** Begin Selected text **
The news is where we go for up to date information. Therefore, by simply skimming over headlines we can have a decent prediction about what is happening in our world. Within this blog post I will teach you how to connect with NewsApi in order to grab titles for your own personal or professional use.
Step 1: Go to newsapi.org
Once here you will want to click on the blue rectangle in the upper right hand corner that says “Get API key”.
Once selected you will be led to a screen where you need to register for an API key. Fill out the required information, confirm you are in fact a human, agree to the terms, and hit submit.
Congrats! Your registration is now complete and you can begin connecting with NewsAPI.org
Step 2: Installing/Connecting Newsapi
In your jupyter notebook you need to fetch the newsapi library.
- Type
pip install newsapi-python
in your cell and run it in order to first install newsapi. - Run
from newspi import NewsApiClient
to import the needed library. - Connect to newsapi using your key
newsapi = NewsApiClient(api_key = 'YOUR_API_KEY_GOES_HERE')
Step 3: Identify Your Endpoint
NewsApi has two main endpoints and one minor endpoint available, further information can be found here. The two main points are Top headlines and Everything while the minor endpoint is Sources, all three will be covered in detail below.
** End Selected text **
** Begin Dataset excerpt **
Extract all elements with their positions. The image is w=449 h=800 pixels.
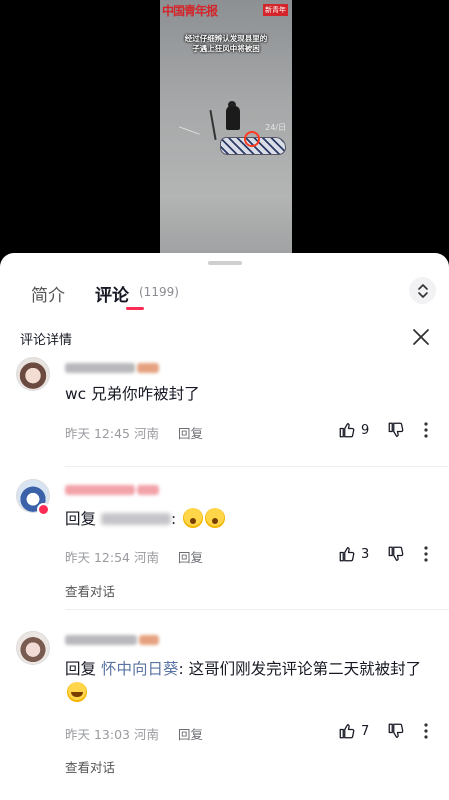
** End Dataset excerpt **
### [What the task requires]
Write out the part of the NewsAPI guide above that starts with "Congrats! Your registration" and goes on through "the newsapi library.".

### [Exercise output]
Congrats! Your registration is now complete and you can begin connecting with NewsAPI.org
Step 2: Installing/Connecting Newsapi
In your jupyter notebook you need to fetch the newsapi library.